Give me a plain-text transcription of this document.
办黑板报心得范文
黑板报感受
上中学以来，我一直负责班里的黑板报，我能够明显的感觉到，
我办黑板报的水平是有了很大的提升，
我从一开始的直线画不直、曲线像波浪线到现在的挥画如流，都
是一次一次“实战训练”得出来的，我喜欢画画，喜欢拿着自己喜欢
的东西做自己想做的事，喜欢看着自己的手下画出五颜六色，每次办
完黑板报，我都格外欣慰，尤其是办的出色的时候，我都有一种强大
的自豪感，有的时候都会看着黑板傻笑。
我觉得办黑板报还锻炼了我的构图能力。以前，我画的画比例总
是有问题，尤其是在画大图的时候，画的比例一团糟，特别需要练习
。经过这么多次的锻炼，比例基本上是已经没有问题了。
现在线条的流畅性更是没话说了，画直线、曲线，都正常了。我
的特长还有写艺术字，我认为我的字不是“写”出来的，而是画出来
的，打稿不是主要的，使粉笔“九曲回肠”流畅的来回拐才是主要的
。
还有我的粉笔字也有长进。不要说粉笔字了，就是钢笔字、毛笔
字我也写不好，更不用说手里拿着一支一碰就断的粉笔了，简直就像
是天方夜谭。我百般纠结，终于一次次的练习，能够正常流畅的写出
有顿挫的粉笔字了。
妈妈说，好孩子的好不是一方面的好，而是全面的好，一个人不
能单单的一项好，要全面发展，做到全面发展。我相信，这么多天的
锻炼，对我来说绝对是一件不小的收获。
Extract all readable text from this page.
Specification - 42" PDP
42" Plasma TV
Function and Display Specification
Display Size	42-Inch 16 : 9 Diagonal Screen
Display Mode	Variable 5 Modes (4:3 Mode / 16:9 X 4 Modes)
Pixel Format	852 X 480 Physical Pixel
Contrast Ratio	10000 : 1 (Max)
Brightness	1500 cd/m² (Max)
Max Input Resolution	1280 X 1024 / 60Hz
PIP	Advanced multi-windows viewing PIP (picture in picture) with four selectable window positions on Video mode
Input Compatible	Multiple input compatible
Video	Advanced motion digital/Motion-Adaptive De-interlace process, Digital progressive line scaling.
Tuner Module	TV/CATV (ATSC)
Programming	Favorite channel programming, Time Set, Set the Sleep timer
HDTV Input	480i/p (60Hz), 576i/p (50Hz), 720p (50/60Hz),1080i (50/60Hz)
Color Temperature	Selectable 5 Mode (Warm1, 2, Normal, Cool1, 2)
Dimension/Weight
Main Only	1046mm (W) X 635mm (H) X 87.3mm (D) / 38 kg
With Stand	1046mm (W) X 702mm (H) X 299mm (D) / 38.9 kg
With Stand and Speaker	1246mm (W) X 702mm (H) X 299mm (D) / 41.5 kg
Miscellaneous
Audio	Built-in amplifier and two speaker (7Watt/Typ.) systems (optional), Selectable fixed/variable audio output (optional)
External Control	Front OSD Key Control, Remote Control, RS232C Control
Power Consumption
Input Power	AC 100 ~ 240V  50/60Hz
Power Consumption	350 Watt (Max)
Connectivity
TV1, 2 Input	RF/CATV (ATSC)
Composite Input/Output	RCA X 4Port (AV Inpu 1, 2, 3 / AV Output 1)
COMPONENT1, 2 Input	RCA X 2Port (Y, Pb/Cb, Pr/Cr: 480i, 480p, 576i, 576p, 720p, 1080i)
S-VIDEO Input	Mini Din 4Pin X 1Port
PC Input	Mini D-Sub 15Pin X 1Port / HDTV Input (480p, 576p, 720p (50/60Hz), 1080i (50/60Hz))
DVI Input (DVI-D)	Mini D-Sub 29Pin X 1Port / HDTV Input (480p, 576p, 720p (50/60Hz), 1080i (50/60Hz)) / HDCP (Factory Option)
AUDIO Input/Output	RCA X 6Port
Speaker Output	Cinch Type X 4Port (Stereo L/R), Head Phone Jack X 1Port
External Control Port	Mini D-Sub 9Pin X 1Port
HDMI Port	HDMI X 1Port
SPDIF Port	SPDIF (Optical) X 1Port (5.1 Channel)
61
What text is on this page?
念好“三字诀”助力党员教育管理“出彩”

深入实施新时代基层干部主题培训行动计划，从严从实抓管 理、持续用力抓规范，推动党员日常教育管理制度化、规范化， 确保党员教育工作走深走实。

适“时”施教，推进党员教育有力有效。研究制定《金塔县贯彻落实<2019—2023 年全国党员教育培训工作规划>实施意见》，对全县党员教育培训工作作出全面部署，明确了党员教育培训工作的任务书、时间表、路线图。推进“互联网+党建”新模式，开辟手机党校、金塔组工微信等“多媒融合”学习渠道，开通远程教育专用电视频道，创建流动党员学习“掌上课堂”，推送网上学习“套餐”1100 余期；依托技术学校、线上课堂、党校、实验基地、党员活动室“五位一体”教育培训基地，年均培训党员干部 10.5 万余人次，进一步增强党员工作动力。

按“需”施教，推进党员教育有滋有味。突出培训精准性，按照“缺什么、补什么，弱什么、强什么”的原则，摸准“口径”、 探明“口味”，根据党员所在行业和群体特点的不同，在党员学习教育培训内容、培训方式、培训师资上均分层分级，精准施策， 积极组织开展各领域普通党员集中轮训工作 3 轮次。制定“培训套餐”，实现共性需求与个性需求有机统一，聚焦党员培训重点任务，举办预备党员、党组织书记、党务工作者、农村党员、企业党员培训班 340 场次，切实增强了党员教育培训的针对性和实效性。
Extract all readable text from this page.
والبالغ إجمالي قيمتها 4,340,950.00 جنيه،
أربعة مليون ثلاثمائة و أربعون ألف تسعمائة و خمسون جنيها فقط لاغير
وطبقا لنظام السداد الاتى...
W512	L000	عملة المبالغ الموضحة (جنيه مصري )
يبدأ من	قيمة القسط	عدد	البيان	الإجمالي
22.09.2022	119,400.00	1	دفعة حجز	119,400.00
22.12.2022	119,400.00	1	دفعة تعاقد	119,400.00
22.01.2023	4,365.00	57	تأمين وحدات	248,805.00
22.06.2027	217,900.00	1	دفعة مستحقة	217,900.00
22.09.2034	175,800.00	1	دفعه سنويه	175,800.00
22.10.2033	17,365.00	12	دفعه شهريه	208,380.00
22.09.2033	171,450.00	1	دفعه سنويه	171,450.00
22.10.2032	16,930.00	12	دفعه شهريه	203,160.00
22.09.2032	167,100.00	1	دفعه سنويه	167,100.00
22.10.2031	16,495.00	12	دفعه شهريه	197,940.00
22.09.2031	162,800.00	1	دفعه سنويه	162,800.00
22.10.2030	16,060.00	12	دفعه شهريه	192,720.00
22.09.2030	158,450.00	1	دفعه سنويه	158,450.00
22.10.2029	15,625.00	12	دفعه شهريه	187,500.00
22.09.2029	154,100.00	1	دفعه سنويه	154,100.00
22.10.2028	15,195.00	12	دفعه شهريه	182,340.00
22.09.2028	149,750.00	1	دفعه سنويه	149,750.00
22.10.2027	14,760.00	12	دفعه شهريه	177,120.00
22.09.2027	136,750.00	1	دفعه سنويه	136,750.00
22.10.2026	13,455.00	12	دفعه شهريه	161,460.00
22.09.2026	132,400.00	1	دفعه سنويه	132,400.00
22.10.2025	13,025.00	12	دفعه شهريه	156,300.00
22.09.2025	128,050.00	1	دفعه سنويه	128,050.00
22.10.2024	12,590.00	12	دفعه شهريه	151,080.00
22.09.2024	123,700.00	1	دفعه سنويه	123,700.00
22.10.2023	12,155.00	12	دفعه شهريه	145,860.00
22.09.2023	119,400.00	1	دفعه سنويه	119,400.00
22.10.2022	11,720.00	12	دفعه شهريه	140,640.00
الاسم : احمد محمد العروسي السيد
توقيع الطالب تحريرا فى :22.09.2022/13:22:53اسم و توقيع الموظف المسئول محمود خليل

○ ○ ○ ○

■ INSTRUCTIONS TO FOLLOW ■
All of the entries must be quoted exactly; please include each one.

■ RESULT OF THE TASK ■
Give me a plain-text transcription of this document.
办黑板报心得范文
黑板报感受
上中学以来，我一直负责班里的黑板报，我能够明显的感觉到，
我办黑板报的水平是有了很大的提升，
我从一开始的直线画不直、曲线像波浪线到现在的挥画如流，都
是一次一次“实战训练”得出来的，我喜欢画画，喜欢拿着自己喜欢
的东西做自己想做的事，喜欢看着自己的手下画出五颜六色，每次办
完黑板报，我都格外欣慰，尤其是办的出色的时候，我都有一种强大
的自豪感，有的时候都会看着黑板傻笑。
我觉得办黑板报还锻炼了我的构图能力。以前，我画的画比例总
是有问题，尤其是在画大图的时候，画的比例一团糟，特别需要练习
。经过这么多次的锻炼，比例基本上是已经没有问题了。
现在线条的流畅性更是没话说了，画直线、曲线，都正常了。我
的特长还有写艺术字，我认为我的字不是“写”出来的，而是画出来
的，打稿不是主要的，使粉笔“九曲回肠”流畅的来回拐才是主要的
。
还有我的粉笔字也有长进。不要说粉笔字了，就是钢笔字、毛笔
字我也写不好，更不用说手里拿着一支一碰就断的粉笔了，简直就像
是天方夜谭。我百般纠结，终于一次次的练习，能够正常流畅的写出
有顿挫的粉笔字了。
妈妈说，好孩子的好不是一方面的好，而是全面的好，一个人不
能单单的一项好，要全面发展，做到全面发展。我相信，这么多天的
锻炼，对我来说绝对是一件不小的收获。
Extract all readable text from this page.
Specification - 42" PDP
42" Plasma TV
Function and Display Specification
Display Size	42-Inch 16 : 9 Diagonal Screen
Display Mode	Variable 5 Modes (4:3 Mode / 16:9 X 4 Modes)
Pixel Format	852 X 480 Physical Pixel
Contrast Ratio	10000 : 1 (Max)
Brightness	1500 cd/m² (Max)
Max Input Resolution	1280 X 1024 / 60Hz
PIP	Advanced multi-windows viewing PIP (picture in picture) with four selectable window positions on Video mode
Input Compatible	Multiple input compatible
Video	Advanced motion digital/Motion-Adaptive De-interlace process, Digital progressive line scaling.
Tuner Module	TV/CATV (ATSC)
Programming	Favorite channel programming, Time Set, Set the Sleep timer
HDTV Input	480i/p (60Hz), 576i/p (50Hz), 720p (50/60Hz),1080i (50/60Hz)
Color Temperature	Selectable 5 Mode (Warm1, 2, Normal, Cool1, 2)
Dimension/Weight
Main Only	1046mm (W) X 635mm (H) X 87.3mm (D) / 38 kg
With Stand	1046mm (W) X 702mm (H) X 299mm (D) / 38.9 kg
With Stand and Speaker	1246mm (W) X 702mm (H) X 299mm (D) / 41.5 kg
Miscellaneous
Audio	Built-in amplifier and two speaker (7Watt/Typ.) systems (optional), Selectable fixed/variable audio output (optional)
External Control	Front OSD Key Control, Remote Control, RS232C Control
Power Consumption
Input Power	AC 100 ~ 240V  50/60Hz
Power Consumption	350 Watt (Max)
Connectivity
TV1, 2 Input	RF/CATV (ATSC)
Composite Input/Output	RCA X 4Port (AV Inpu 1, 2, 3 / AV Output 1)
COMPONENT1, 2 Input	RCA X 2Port (Y, Pb/Cb, Pr/Cr: 480i, 480p, 576i, 576p, 720p, 1080i)
S-VIDEO Input	Mini Din 4Pin X 1Port
PC Input	Mini D-Sub 15Pin X 1Port / HDTV Input (480p, 576p, 720p (50/60Hz), 1080i (50/60Hz))
DVI Input (DVI-D)	Mini D-Sub 29Pin X 1Port / HDTV Input (480p, 576p, 720p (50/60Hz), 1080i (50/60Hz)) / HDCP (Factory Option)
AUDIO Input/Output	RCA X 6Port
Speaker Output	Cinch Type X 4Port (Stereo L/R), Head Phone Jack X 1Port
External Control Port	Mini D-Sub 9Pin X 1Port
HDMI Port	HDMI X 1Port
SPDIF Port	SPDIF (Optical) X 1Port (5.1 Channel)
61
What text is on this page?
念好“三字诀”助力党员教育管理“出彩”

深入实施新时代基层干部主题培训行动计划，从严从实抓管 理、持续用力抓规范，推动党员日常教育管理制度化、规范化， 确保党员教育工作走深走实。

适“时”施教，推进党员教育有力有效。研究制定《金塔县贯彻落实<2019—2023 年全国党员教育培训工作规划>实施意见》，对全县党员教育培训工作作出全面部署，明确了党员教育培训工作的任务书、时间表、路线图。推进“互联网+党建”新模式，开辟手机党校、金塔组工微信等“多媒融合”学习渠道，开通远程教育专用电视频道，创建流动党员学习“掌上课堂”，推送网上学习“套餐”1100 余期；依托技术学校、线上课堂、党校、实验基地、党员活动室“五位一体”教育培训基地，年均培训党员干部 10.5 万余人次，进一步增强党员工作动力。

按“需”施教，推进党员教育有滋有味。突出培训精准性，按照“缺什么、补什么，弱什么、强什么”的原则，摸准“口径”、 探明“口味”，根据党员所在行业和群体特点的不同，在党员学习教育培训内容、培训方式、培训师资上均分层分级，精准施策， 积极组织开展各领域普通党员集中轮训工作 3 轮次。制定“培训套餐”，实现共性需求与个性需求有机统一，聚焦党员培训重点任务，举办预备党员、党组织书记、党务工作者、农村党员、企业党员培训班 340 场次，切实增强了党员教育培训的针对性和实效性。
Extract all readable text from this page.
والبالغ إجمالي قيمتها 4,340,950.00 جنيه،
أربعة مليون ثلاثمائة و أربعون ألف تسعمائة و خمسون جنيها فقط لاغير
وطبقا لنظام السداد الاتى...
W512	L000	عملة المبالغ الموضحة (جنيه مصري )
يبدأ من	قيمة القسط	عدد	البيان	الإجمالي
22.09.2022	119,400.00	1	دفعة حجز	119,400.00
22.12.2022	119,400.00	1	دفعة تعاقد	119,400.00
22.01.2023	4,365.00	57	تأمين وحدات	248,805.00
22.06.2027	217,900.00	1	دفعة مستحقة	217,900.00
22.09.2034	175,800.00	1	دفعه سنويه	175,800.00
22.10.2033	17,365.00	12	دفعه شهريه	208,380.00
22.09.2033	171,450.00	1	دفعه سنويه	171,450.00
22.10.2032	16,930.00	12	دفعه شهريه	203,160.00
22.09.2032	167,100.00	1	دفعه سنويه	167,100.00
22.10.2031	16,495.00	12	دفعه شهريه	197,940.00
22.09.2031	162,800.00	1	دفعه سنويه	162,800.00
22.10.2030	16,060.00	12	دفعه شهريه	192,720.00
22.09.2030	158,450.00	1	دفعه سنويه	158,450.00
22.10.2029	15,625.00	12	دفعه شهريه	187,500.00
22.09.2029	154,100.00	1	دفعه سنويه	154,100.00
22.10.2028	15,195.00	12	دفعه شهريه	182,340.00
22.09.2028	149,750.00	1	دفعه سنويه	149,750.00
22.10.2027	14,760.00	12	دفعه شهريه	177,120.00
22.09.2027	136,750.00	1	دفعه سنويه	136,750.00
22.10.2026	13,455.00	12	دفعه شهريه	161,460.00
22.09.2026	132,400.00	1	دفعه سنويه	132,400.00
22.10.2025	13,025.00	12	دفعه شهريه	156,300.00
22.09.2025	128,050.00	1	دفعه سنويه	128,050.00
22.10.2024	12,590.00	12	دفعه شهريه	151,080.00
22.09.2024	123,700.00	1	دفعه سنويه	123,700.00
22.10.2023	12,155.00	12	دفعه شهريه	145,860.00
22.09.2023	119,400.00	1	دفعه سنويه	119,400.00
22.10.2022	11,720.00	12	دفعه شهريه	140,640.00
الاسم : احمد محمد العروسي السيد
توقيع الطالب تحريرا فى :22.09.2022/13:22:53اسم و توقيع الموظف المسئول محمود خليل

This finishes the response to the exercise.